→ EXERCISE REQUIREMENTS:
Retype all of the data. Every line must match exactly.

(Collected data)

════════════════════

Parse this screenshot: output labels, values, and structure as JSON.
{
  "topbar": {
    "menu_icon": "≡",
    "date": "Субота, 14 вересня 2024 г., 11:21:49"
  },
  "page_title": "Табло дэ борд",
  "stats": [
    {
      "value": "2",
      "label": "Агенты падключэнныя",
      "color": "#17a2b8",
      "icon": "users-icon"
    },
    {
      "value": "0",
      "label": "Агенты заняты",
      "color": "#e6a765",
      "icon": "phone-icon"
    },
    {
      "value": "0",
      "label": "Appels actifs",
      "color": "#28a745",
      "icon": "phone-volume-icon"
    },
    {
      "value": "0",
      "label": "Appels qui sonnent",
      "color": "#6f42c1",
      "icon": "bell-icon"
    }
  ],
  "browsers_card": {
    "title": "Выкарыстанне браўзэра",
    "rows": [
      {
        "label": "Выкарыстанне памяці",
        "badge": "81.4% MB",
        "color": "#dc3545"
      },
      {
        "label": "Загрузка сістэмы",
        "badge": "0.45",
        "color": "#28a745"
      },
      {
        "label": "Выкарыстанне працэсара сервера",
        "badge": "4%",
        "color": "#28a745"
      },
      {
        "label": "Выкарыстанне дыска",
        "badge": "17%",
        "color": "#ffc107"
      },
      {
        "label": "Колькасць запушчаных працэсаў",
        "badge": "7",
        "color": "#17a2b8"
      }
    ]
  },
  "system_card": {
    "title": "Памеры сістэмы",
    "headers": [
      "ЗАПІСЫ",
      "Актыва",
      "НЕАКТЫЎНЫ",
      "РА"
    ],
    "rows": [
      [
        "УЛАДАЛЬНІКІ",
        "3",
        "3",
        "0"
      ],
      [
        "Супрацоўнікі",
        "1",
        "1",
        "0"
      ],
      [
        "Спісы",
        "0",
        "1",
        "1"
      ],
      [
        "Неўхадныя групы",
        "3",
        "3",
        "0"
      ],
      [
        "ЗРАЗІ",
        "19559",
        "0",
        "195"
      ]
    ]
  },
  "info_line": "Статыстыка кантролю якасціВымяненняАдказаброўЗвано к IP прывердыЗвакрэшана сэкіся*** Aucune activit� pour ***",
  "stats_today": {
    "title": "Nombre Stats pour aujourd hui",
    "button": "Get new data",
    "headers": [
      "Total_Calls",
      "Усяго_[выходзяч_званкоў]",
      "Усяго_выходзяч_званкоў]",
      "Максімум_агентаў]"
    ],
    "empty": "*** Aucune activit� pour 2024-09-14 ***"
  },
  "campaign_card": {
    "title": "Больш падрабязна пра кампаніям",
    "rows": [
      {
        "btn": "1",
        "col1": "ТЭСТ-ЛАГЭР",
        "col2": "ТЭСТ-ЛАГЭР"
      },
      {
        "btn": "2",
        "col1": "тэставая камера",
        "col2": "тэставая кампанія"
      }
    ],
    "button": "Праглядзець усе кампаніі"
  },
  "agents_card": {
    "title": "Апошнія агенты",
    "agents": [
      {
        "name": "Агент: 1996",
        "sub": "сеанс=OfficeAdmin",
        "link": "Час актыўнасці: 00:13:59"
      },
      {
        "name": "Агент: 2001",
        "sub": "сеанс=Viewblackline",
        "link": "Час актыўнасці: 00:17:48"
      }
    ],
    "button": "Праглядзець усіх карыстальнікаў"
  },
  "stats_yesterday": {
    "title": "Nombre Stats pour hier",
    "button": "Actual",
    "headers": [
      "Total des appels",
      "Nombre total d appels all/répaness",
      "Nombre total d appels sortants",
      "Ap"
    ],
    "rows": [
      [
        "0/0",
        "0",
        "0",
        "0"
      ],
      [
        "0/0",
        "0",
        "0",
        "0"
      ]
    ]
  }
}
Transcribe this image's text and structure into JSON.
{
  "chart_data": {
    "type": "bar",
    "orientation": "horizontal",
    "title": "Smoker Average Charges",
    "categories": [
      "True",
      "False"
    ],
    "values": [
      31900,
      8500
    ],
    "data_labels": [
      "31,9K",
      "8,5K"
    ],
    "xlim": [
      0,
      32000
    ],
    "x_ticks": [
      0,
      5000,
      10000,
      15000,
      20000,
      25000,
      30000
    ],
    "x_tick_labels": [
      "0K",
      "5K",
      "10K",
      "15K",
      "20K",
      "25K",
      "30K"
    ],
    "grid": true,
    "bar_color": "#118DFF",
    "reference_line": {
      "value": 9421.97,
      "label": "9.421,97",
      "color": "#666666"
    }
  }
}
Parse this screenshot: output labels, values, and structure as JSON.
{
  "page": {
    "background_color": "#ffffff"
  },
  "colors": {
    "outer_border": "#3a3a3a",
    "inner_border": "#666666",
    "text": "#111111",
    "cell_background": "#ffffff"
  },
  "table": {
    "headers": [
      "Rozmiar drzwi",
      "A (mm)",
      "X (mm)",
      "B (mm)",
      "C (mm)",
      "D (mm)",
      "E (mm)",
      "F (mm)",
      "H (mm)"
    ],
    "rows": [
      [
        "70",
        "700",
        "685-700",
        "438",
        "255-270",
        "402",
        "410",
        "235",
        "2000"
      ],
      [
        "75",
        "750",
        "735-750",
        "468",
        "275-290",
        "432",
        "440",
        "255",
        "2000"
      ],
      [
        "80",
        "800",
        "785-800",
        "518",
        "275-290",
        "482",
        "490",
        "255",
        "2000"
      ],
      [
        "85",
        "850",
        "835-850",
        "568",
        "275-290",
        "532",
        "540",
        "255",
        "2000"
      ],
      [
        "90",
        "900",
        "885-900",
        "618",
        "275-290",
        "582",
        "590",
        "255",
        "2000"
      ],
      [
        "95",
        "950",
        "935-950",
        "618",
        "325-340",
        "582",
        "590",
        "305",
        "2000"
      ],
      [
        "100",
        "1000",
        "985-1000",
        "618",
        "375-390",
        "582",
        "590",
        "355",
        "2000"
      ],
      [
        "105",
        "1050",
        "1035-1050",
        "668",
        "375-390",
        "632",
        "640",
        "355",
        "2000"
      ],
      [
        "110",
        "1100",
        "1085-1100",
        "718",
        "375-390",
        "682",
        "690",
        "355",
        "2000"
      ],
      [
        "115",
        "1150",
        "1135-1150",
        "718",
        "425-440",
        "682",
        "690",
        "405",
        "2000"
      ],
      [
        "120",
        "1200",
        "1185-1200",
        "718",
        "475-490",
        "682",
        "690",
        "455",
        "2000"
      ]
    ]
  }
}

════════════════════

→ SOLUTION:
Parse this screenshot: output labels, values, and structure as JSON.
{
  "topbar": {
    "menu_icon": "≡",
    "date": "Субота, 14 вересня 2024 г., 11:21:49"
  },
  "page_title": "Табло дэ борд",
  "stats": [
    {
      "value": "2",
      "label": "Агенты падключэнныя",
      "color": "#17a2b8",
      "icon": "users-icon"
    },
    {
      "value": "0",
      "label": "Агенты заняты",
      "color": "#e6a765",
      "icon": "phone-icon"
    },
    {
      "value": "0",
      "label": "Appels actifs",
      "color": "#28a745",
      "icon": "phone-volume-icon"
    },
    {
      "value": "0",
      "label": "Appels qui sonnent",
      "color": "#6f42c1",
      "icon": "bell-icon"
    }
  ],
  "browsers_card": {
    "title": "Выкарыстанне браўзэра",
    "rows": [
      {
        "label": "Выкарыстанне памяці",
        "badge": "81.4% MB",
        "color": "#dc3545"
      },
      {
        "label": "Загрузка сістэмы",
        "badge": "0.45",
        "color": "#28a745"
      },
      {
        "label": "Выкарыстанне працэсара сервера",
        "badge": "4%",
        "color": "#28a745"
      },
      {
        "label": "Выкарыстанне дыска",
        "badge": "17%",
        "color": "#ffc107"
      },
      {
        "label": "Колькасць запушчаных працэсаў",
        "badge": "7",
        "color": "#17a2b8"
      }
    ]
  },
  "system_card": {
    "title": "Памеры сістэмы",
    "headers": [
      "ЗАПІСЫ",
      "Актыва",
      "НЕАКТЫЎНЫ",
      "РА"
    ],
    "rows": [
      [
        "УЛАДАЛЬНІКІ",
        "3",
        "3",
        "0"
      ],
      [
        "Супрацоўнікі",
        "1",
        "1",
        "0"
      ],
      [
        "Спісы",
        "0",
        "1",
        "1"
      ],
      [
        "Неўхадныя групы",
        "3",
        "3",
        "0"
      ],
      [
        "ЗРАЗІ",
        "19559",
        "0",
        "195"
      ]
    ]
  },
  "info_line": "Статыстыка кантролю якасціВымяненняАдказаброўЗвано к IP прывердыЗвакрэшана сэкіся*** Aucune activit� pour ***",
  "stats_today": {
    "title": "Nombre Stats pour aujourd hui",
    "button": "Get new data",
    "headers": [
      "Total_Calls",
      "Усяго_[выходзяч_званкоў]",
      "Усяго_выходзяч_званкоў]",
      "Максімум_агентаў]"
    ],
    "empty": "*** Aucune activit� pour 2024-09-14 ***"
  },
  "campaign_card": {
    "title": "Больш падрабязна пра кампаніям",
    "rows": [
      {
        "btn": "1",
        "col1": "ТЭСТ-ЛАГЭР",
        "col2": "ТЭСТ-ЛАГЭР"
      },
      {
        "btn": "2",
        "col1": "тэставая камера",
        "col2": "тэставая кампанія"
      }
    ],
    "button": "Праглядзець усе кампаніі"
  },
  "agents_card": {
    "title": "Апошнія агенты",
    "agents": [
      {
        "name": "Агент: 1996",
        "sub": "сеанс=OfficeAdmin",
        "link": "Час актыўнасці: 00:13:59"
      },
      {
        "name": "Агент: 2001",
        "sub": "сеанс=Viewblackline",
        "link": "Час актыўнасці: 00:17:48"
      }
    ],
    "button": "Праглядзець усіх карыстальнікаў"
  },
  "stats_yesterday": {
    "title": "Nombre Stats pour hier",
    "button": "Actual",
    "headers": [
      "Total des appels",
      "Nombre total d appels all/répaness",
      "Nombre total d appels sortants",
      "Ap"
    ],
    "rows": [
      [
        "0/0",
        "0",
        "0",
        "0"
      ],
      [
        "0/0",
        "0",
        "0",
        "0"
      ]
    ]
  }
}
Transcribe this image's text and structure into JSON.
{
  "chart_data": {
    "type": "bar",
    "orientation": "horizontal",
    "title": "Smoker Average Charges",
    "categories": [
      "True",
      "False"
    ],
    "values": [
      31900,
      8500
    ],
    "data_labels": [
      "31,9K",
      "8,5K"
    ],
    "xlim": [
      0,
      32000
    ],
    "x_ticks": [
      0,
      5000,
      10000,
      15000,
      20000,
      25000,
      30000
    ],
    "x_tick_labels": [
      "0K",
      "5K",
      "10K",
      "15K",
      "20K",
      "25K",
      "30K"
    ],
    "grid": true,
    "bar_color": "#118DFF",
    "reference_line": {
      "value": 9421.97,
      "label": "9.421,97",
      "color": "#666666"
    }
  }
}
Parse this screenshot: output labels, values, and structure as JSON.
{
  "page": {
    "background_color": "#ffffff"
  },
  "colors": {
    "outer_border": "#3a3a3a",
    "inner_border": "#666666",
    "text": "#111111",
    "cell_background": "#ffffff"
  },
  "table": {
    "headers": [
      "Rozmiar drzwi",
      "A (mm)",
      "X (mm)",
      "B (mm)",
      "C (mm)",
      "D (mm)",
      "E (mm)",
      "F (mm)",
      "H (mm)"
    ],
    "rows": [
      [
        "70",
        "700",
        "685-700",
        "438",
        "255-270",
        "402",
        "410",
        "235",
        "2000"
      ],
      [
        "75",
        "750",
        "735-750",
        "468",
        "275-290",
        "432",
        "440",
        "255",
        "2000"
      ],
      [
        "80",
        "800",
        "785-800",
        "518",
        "275-290",
        "482",
        "490",
        "255",
        "2000"
      ],
      [
        "85",
        "850",
        "835-850",
        "568",
        "275-290",
        "532",
        "540",
        "255",
        "2000"
      ],
      [
        "90",
        "900",
        "885-900",
        "618",
        "275-290",
        "582",
        "590",
        "255",
        "2000"
      ],
      [
        "95",
        "950",
        "935-950",
        "618",
        "325-340",
        "582",
        "590",
        "305",
        "2000"
      ],
      [
        "100",
        "1000",
        "985-1000",
        "618",
        "375-390",
        "582",
        "590",
        "355",
        "2000"
      ],
      [
        "105",
        "1050",
        "1035-1050",
        "668",
        "375-390",
        "632",
        "640",
        "355",
        "2000"
      ],
      [
        "110",
        "1100",
        "1085-1100",
        "718",
        "375-390",
        "682",
        "690",
        "355",
        "2000"
      ],
      [
        "115",
        "1150",
        "1135-1150",
        "718",
        "425-440",
        "682",
        "690",
        "405",
        "2000"
      ],
      [
        "120",
        "1200",
        "1185-1200",
        "718",
        "475-490",
        "682",
        "690",
        "455",
        "2000"
      ]
    ]
  }
}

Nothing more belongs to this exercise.